# Task description:
Lift out all lines below that contain "reaction".

(Data records)
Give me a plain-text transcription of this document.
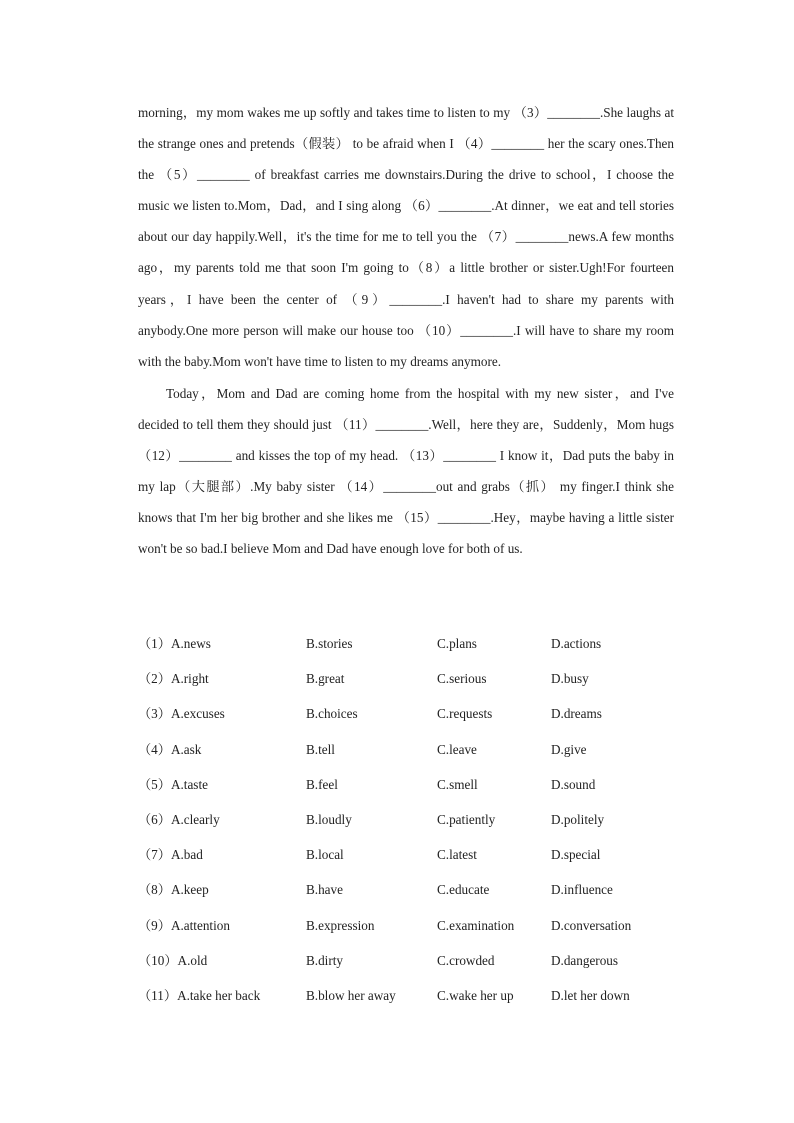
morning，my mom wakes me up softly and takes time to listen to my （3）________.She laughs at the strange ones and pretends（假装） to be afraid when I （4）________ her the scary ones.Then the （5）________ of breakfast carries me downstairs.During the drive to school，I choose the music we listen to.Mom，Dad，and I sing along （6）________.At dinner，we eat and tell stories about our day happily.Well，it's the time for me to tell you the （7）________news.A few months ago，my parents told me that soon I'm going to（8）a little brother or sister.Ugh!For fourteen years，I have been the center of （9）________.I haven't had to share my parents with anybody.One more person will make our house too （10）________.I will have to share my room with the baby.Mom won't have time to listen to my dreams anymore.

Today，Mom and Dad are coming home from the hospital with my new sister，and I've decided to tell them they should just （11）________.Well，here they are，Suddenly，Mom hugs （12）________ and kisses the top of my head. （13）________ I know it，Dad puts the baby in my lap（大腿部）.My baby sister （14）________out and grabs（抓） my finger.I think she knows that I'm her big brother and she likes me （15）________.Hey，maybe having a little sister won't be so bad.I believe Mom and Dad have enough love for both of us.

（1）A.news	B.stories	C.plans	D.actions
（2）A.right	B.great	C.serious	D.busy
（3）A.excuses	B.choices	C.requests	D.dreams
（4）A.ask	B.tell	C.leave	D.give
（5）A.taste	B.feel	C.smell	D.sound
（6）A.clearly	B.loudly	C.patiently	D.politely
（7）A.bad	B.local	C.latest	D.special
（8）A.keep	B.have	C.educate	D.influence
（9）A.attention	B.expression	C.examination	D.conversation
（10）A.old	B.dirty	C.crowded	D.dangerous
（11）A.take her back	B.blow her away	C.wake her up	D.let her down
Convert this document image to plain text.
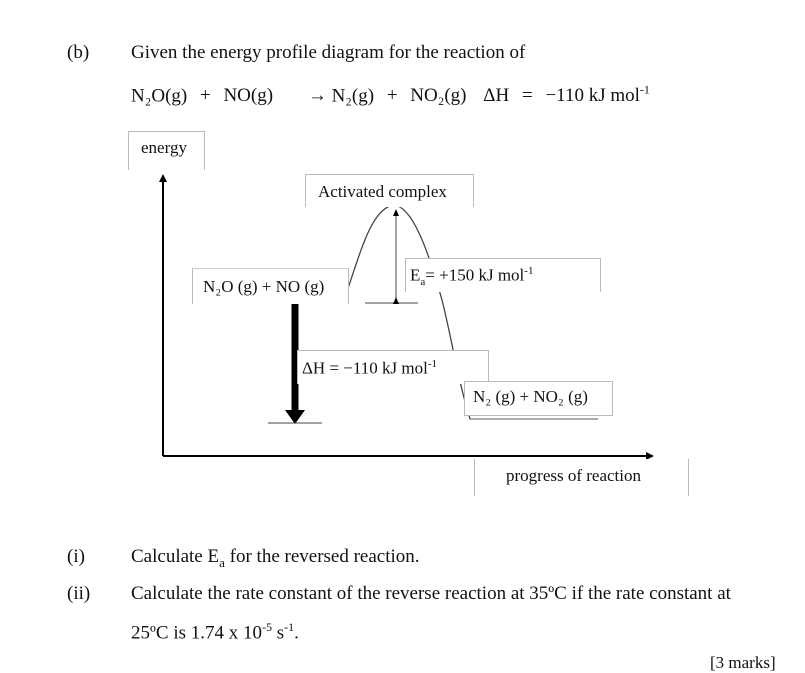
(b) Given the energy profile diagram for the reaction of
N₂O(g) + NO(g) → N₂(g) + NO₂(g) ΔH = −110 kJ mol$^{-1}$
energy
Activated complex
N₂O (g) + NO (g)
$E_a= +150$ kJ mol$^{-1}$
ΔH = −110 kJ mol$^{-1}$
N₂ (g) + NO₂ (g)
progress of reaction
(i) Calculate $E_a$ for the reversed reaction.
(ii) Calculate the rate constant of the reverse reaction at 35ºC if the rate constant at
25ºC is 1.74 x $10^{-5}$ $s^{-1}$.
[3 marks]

# Task solution:
(b) Given the energy profile diagram for the reaction of
progress of reaction
(i) Calculate $E_a$ for the reversed reaction.
(ii) Calculate the rate constant of the reverse reaction at 35ºC if the rate constant at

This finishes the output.